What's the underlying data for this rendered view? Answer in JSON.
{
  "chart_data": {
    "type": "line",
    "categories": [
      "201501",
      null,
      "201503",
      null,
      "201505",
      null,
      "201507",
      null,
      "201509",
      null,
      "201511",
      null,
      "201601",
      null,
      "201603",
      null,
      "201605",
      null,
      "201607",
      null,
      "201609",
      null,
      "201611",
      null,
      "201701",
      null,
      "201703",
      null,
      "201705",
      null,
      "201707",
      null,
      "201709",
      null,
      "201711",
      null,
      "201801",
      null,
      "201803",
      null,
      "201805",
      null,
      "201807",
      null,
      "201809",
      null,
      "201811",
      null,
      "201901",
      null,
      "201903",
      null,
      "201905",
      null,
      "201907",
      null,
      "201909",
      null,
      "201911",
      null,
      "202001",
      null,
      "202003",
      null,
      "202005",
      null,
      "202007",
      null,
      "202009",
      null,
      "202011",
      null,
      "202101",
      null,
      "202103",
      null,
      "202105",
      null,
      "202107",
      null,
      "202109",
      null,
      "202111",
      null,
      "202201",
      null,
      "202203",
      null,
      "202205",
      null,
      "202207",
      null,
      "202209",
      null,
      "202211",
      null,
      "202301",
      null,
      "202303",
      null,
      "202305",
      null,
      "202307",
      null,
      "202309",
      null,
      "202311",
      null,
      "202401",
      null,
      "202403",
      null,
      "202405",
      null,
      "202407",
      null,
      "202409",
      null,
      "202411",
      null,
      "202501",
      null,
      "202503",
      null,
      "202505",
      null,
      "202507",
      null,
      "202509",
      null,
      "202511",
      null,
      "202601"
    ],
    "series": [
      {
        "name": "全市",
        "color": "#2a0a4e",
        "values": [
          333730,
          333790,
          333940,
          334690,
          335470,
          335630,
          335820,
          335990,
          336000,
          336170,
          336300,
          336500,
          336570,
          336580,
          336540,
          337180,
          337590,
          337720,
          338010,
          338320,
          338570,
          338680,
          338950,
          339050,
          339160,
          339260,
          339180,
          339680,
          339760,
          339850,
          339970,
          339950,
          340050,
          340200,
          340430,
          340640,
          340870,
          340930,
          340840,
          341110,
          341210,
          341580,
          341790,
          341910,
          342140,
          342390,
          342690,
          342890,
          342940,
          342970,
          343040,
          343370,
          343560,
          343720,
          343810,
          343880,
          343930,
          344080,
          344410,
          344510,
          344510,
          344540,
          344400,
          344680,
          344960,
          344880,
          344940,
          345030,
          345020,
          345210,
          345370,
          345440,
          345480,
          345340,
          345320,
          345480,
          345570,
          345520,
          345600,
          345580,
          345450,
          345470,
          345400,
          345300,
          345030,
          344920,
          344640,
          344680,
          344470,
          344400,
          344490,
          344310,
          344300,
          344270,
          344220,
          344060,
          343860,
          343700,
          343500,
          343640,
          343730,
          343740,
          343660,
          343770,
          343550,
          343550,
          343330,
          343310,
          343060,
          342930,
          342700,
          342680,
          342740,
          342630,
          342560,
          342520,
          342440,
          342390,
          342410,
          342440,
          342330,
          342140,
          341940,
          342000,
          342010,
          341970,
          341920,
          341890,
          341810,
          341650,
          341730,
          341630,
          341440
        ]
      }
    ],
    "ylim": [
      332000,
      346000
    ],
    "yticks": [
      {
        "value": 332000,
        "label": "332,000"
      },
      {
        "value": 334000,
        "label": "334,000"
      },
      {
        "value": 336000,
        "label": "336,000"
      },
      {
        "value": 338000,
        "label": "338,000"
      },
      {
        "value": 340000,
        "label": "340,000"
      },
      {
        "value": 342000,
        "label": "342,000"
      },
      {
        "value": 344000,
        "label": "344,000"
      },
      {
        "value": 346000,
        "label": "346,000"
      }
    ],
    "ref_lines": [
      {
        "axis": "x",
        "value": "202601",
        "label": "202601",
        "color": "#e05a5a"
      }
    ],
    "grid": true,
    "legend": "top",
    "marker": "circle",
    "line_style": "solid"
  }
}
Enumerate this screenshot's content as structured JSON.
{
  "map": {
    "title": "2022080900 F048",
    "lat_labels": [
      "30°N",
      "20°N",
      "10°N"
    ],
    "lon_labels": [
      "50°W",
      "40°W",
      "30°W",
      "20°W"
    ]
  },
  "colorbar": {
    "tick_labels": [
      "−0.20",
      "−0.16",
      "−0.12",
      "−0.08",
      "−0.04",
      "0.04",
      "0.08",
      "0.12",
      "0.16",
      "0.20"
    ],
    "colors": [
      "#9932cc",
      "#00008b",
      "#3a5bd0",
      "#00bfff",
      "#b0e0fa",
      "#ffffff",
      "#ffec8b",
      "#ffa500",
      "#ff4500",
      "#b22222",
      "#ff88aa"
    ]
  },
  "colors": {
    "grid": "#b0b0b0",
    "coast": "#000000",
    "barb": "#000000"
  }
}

* * * * * * *

Description of the task: Word for word, write out all of the data above.

Output of the exercise:
What's the underlying data for this rendered view? Answer in JSON.
{
  "chart_data": {
    "type": "line",
    "categories": [
      "201501",
      null,
      "201503",
      null,
      "201505",
      null,
      "201507",
      null,
      "201509",
      null,
      "201511",
      null,
      "201601",
      null,
      "201603",
      null,
      "201605",
      null,
      "201607",
      null,
      "201609",
      null,
      "201611",
      null,
      "201701",
      null,
      "201703",
      null,
      "201705",
      null,
      "201707",
      null,
      "201709",
      null,
      "201711",
      null,
      "201801",
      null,
      "201803",
      null,
      "201805",
      null,
      "201807",
      null,
      "201809",
      null,
      "201811",
      null,
      "201901",
      null,
      "201903",
      null,
      "201905",
      null,
      "201907",
      null,
      "201909",
      null,
      "201911",
      null,
      "202001",
      null,
      "202003",
      null,
      "202005",
      null,
      "202007",
      null,
      "202009",
      null,
      "202011",
      null,
      "202101",
      null,
      "202103",
      null,
      "202105",
      null,
      "202107",
      null,
      "202109",
      null,
      "202111",
      null,
      "202201",
      null,
      "202203",
      null,
      "202205",
      null,
      "202207",
      null,
      "202209",
      null,
      "202211",
      null,
      "202301",
      null,
      "202303",
      null,
      "202305",
      null,
      "202307",
      null,
      "202309",
      null,
      "202311",
      null,
      "202401",
      null,
      "202403",
      null,
      "202405",
      null,
      "202407",
      null,
      "202409",
      null,
      "202411",
      null,
      "202501",
      null,
      "202503",
      null,
      "202505",
      null,
      "202507",
      null,
      "202509",
      null,
      "202511",
      null,
      "202601"
    ],
    "series": [
      {
        "name": "全市",
        "color": "#2a0a4e",
        "values": [
          333730,
          333790,
          333940,
          334690,
          335470,
          335630,
          335820,
          335990,
          336000,
          336170,
          336300,
          336500,
          336570,
          336580,
          336540,
          337180,
          337590,
          337720,
          338010,
          338320,
          338570,
          338680,
          338950,
          339050,
          339160,
          339260,
          339180,
          339680,
          339760,
          339850,
          339970,
          339950,
          340050,
          340200,
          340430,
          340640,
          340870,
          340930,
          340840,
          341110,
          341210,
          341580,
          341790,
          341910,
          342140,
          342390,
          342690,
          342890,
          342940,
          342970,
          343040,
          343370,
          343560,
          343720,
          343810,
          343880,
          343930,
          344080,
          344410,
          344510,
          344510,
          344540,
          344400,
          344680,
          344960,
          344880,
          344940,
          345030,
          345020,
          345210,
          345370,
          345440,
          345480,
          345340,
          345320,
          345480,
          345570,
          345520,
          345600,
          345580,
          345450,
          345470,
          345400,
          345300,
          345030,
          344920,
          344640,
          344680,
          344470,
          344400,
          344490,
          344310,
          344300,
          344270,
          344220,
          344060,
          343860,
          343700,
          343500,
          343640,
          343730,
          343740,
          343660,
          343770,
          343550,
          343550,
          343330,
          343310,
          343060,
          342930,
          342700,
          342680,
          342740,
          342630,
          342560,
          342520,
          342440,
          342390,
          342410,
          342440,
          342330,
          342140,
          341940,
          342000,
          342010,
          341970,
          341920,
          341890,
          341810,
          341650,
          341730,
          341630,
          341440
        ]
      }
    ],
    "ylim": [
      332000,
      346000
    ],
    "yticks": [
      {
        "value": 332000,
        "label": "332,000"
      },
      {
        "value": 334000,
        "label": "334,000"
      },
      {
        "value": 336000,
        "label": "336,000"
      },
      {
        "value": 338000,
        "label": "338,000"
      },
      {
        "value": 340000,
        "label": "340,000"
      },
      {
        "value": 342000,
        "label": "342,000"
      },
      {
        "value": 344000,
        "label": "344,000"
      },
      {
        "value": 346000,
        "label": "346,000"
      }
    ],
    "ref_lines": [
      {
        "axis": "x",
        "value": "202601",
        "label": "202601",
        "color": "#e05a5a"
      }
    ],
    "grid": true,
    "legend": "top",
    "marker": "circle",
    "line_style": "solid"
  }
}
Enumerate this screenshot's content as structured JSON.
{
  "map": {
    "title": "2022080900 F048",
    "lat_labels": [
      "30°N",
      "20°N",
      "10°N"
    ],
    "lon_labels": [
      "50°W",
      "40°W",
      "30°W",
      "20°W"
    ]
  },
  "colorbar": {
    "tick_labels": [
      "−0.20",
      "−0.16",
      "−0.12",
      "−0.08",
      "−0.04",
      "0.04",
      "0.08",
      "0.12",
      "0.16",
      "0.20"
    ],
    "colors": [
      "#9932cc",
      "#00008b",
      "#3a5bd0",
      "#00bfff",
      "#b0e0fa",
      "#ffffff",
      "#ffec8b",
      "#ffa500",
      "#ff4500",
      "#b22222",
      "#ff88aa"
    ]
  },
  "colors": {
    "grid": "#b0b0b0",
    "coast": "#000000",
    "barb": "#000000"
  }
}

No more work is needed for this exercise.